§ **Requirements**
Copy out the records in full, word for word, without pictures.

Stored items:
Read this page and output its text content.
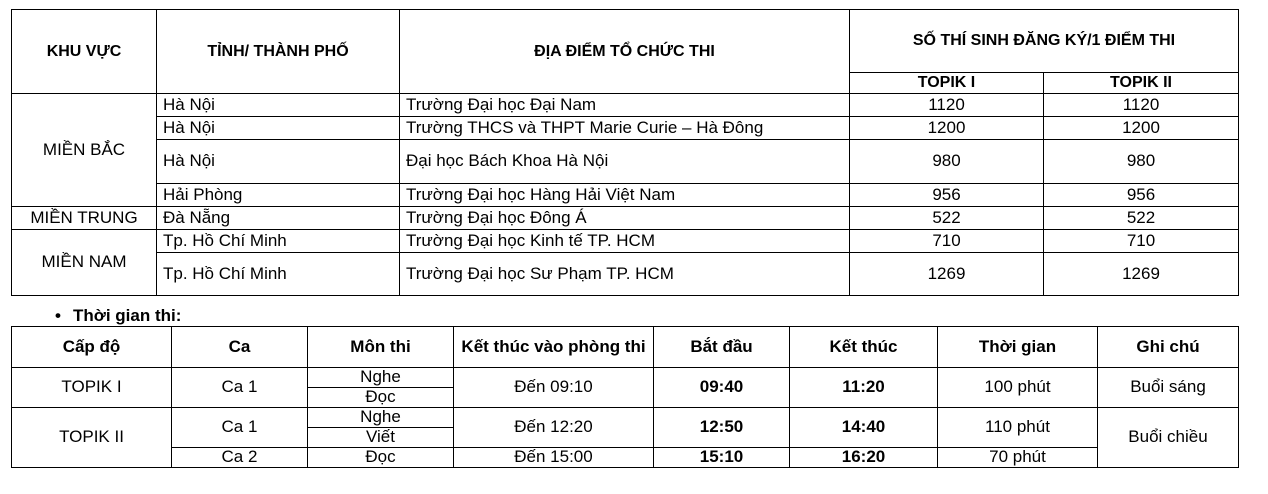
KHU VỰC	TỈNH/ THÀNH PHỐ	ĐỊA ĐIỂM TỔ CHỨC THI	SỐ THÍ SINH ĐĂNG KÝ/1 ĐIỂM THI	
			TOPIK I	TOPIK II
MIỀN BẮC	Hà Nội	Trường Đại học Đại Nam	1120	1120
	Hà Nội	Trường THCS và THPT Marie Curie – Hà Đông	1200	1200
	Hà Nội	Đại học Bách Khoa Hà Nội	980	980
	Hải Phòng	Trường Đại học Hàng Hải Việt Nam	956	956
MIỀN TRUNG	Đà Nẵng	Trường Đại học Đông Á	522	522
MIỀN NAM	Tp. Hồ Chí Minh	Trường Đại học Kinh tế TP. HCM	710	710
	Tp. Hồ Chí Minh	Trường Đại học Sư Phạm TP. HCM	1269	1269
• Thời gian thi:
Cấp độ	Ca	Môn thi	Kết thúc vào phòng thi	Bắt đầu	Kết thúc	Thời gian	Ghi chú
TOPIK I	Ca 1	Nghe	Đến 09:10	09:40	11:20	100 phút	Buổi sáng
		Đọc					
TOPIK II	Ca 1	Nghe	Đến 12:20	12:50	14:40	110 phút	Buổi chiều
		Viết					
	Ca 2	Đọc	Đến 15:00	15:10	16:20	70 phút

§ **Right answer**
Read this page and output its text content.
KHU VỰC	TỈNH/ THÀNH PHỐ	ĐỊA ĐIỂM TỔ CHỨC THI	SỐ THÍ SINH ĐĂNG KÝ/1 ĐIỂM THI	
			TOPIK I	TOPIK II
MIỀN BẮC	Hà Nội	Trường Đại học Đại Nam	1120	1120
	Hà Nội	Trường THCS và THPT Marie Curie – Hà Đông	1200	1200
	Hà Nội	Đại học Bách Khoa Hà Nội	980	980
	Hải Phòng	Trường Đại học Hàng Hải Việt Nam	956	956
MIỀN TRUNG	Đà Nẵng	Trường Đại học Đông Á	522	522
MIỀN NAM	Tp. Hồ Chí Minh	Trường Đại học Kinh tế TP. HCM	710	710
	Tp. Hồ Chí Minh	Trường Đại học Sư Phạm TP. HCM	1269	1269
• Thời gian thi:
Cấp độ	Ca	Môn thi	Kết thúc vào phòng thi	Bắt đầu	Kết thúc	Thời gian	Ghi chú
TOPIK I	Ca 1	Nghe	Đến 09:10	09:40	11:20	100 phút	Buổi sáng
		Đọc					
TOPIK II	Ca 1	Nghe	Đến 12:20	12:50	14:40	110 phút	Buổi chiều
		Viết					
	Ca 2	Đọc	Đến 15:00	15:10	16:20	70 phút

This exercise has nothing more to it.